**DO THIS**
Write out the listing exactly as it is given.

[Recorded data]
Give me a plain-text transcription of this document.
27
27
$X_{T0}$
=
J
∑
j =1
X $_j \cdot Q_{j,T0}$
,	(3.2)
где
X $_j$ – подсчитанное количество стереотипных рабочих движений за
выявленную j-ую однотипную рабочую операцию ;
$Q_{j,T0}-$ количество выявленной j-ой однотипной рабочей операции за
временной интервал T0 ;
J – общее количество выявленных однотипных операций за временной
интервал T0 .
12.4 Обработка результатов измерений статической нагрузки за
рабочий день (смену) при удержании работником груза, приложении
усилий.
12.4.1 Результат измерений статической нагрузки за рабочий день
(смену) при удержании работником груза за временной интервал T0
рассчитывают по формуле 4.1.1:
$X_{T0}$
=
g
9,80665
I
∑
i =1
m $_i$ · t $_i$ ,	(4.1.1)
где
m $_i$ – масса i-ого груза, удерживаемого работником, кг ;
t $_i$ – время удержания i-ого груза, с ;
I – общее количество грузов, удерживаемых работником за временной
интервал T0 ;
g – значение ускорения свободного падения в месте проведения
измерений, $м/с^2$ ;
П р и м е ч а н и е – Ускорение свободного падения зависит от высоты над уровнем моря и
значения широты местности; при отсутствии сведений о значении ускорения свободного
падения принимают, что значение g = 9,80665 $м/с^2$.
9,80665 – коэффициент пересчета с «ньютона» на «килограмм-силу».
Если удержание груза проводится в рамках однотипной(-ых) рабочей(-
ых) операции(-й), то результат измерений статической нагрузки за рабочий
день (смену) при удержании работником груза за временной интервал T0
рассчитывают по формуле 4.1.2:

**RESULT FOR THIS EXERCISE**
Give me a plain-text transcription of this document.
27
27
$X_{T0}$
=
J
∑
j =1
X $_j \cdot Q_{j,T0}$
,	(3.2)
где
X $_j$ – подсчитанное количество стереотипных рабочих движений за
выявленную j-ую однотипную рабочую операцию ;
$Q_{j,T0}-$ количество выявленной j-ой однотипной рабочей операции за
временной интервал T0 ;
J – общее количество выявленных однотипных операций за временной
интервал T0 .
12.4 Обработка результатов измерений статической нагрузки за
рабочий день (смену) при удержании работником груза, приложении
усилий.
12.4.1 Результат измерений статической нагрузки за рабочий день
(смену) при удержании работником груза за временной интервал T0
рассчитывают по формуле 4.1.1:
$X_{T0}$
=
g
9,80665
I
∑
i =1
m $_i$ · t $_i$ ,	(4.1.1)
где
m $_i$ – масса i-ого груза, удерживаемого работником, кг ;
t $_i$ – время удержания i-ого груза, с ;
I – общее количество грузов, удерживаемых работником за временной
интервал T0 ;
g – значение ускорения свободного падения в месте проведения
измерений, $м/с^2$ ;
П р и м е ч а н и е – Ускорение свободного падения зависит от высоты над уровнем моря и
значения широты местности; при отсутствии сведений о значении ускорения свободного
падения принимают, что значение g = 9,80665 $м/с^2$.
9,80665 – коэффициент пересчета с «ньютона» на «килограмм-силу».
Если удержание груза проводится в рамках однотипной(-ых) рабочей(-
ых) операции(-й), то результат измерений статической нагрузки за рабочий
день (смену) при удержании работником груза за временной интервал T0
рассчитывают по формуле 4.1.2:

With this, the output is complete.